▶ [INSTRUCTIONS TO FOLLOW]:
Give a verbatim copy of the lines below, minus the pictures.

Collected data
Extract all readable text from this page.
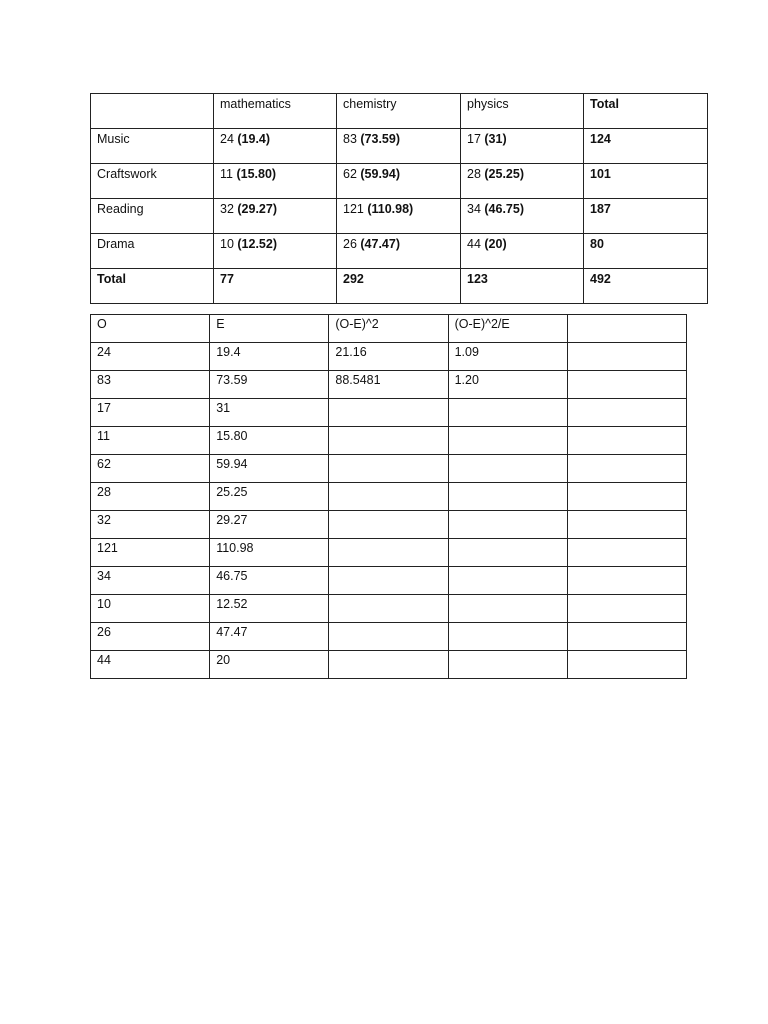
	mathematics	chemistry	physics	Total
Music	24 (19.4)	83 (73.59)	17 (31)	124
Craftswork	11 (15.80)	62 (59.94)	28 (25.25)	101
Reading	32 (29.27)	121 (110.98)	34 (46.75)	187
Drama	10 (12.52)	26 (47.47)	44 (20)	80
Total	77	292	123	492
O	E	(O-E)^2	(O-E)^2/E	
24	19.4	21.16	1.09	
83	73.59	88.5481	1.20	
17	31			
11	15.80			
62	59.94			
28	25.25			
32	29.27			
121	110.98			
34	46.75			
10	12.52			
26	47.47			
44	20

▶ [WRITTEN RESPONSE]:
Extract all readable text from this page.
	mathematics	chemistry	physics	Total
Music	24 (19.4)	83 (73.59)	17 (31)	124
Craftswork	11 (15.80)	62 (59.94)	28 (25.25)	101
Reading	32 (29.27)	121 (110.98)	34 (46.75)	187
Drama	10 (12.52)	26 (47.47)	44 (20)	80
Total	77	292	123	492
O	E	(O-E)^2	(O-E)^2/E	
24	19.4	21.16	1.09	
83	73.59	88.5481	1.20	
17	31			
11	15.80			
62	59.94			
28	25.25			
32	29.27			
121	110.98			
34	46.75			
10	12.52			
26	47.47			
44	20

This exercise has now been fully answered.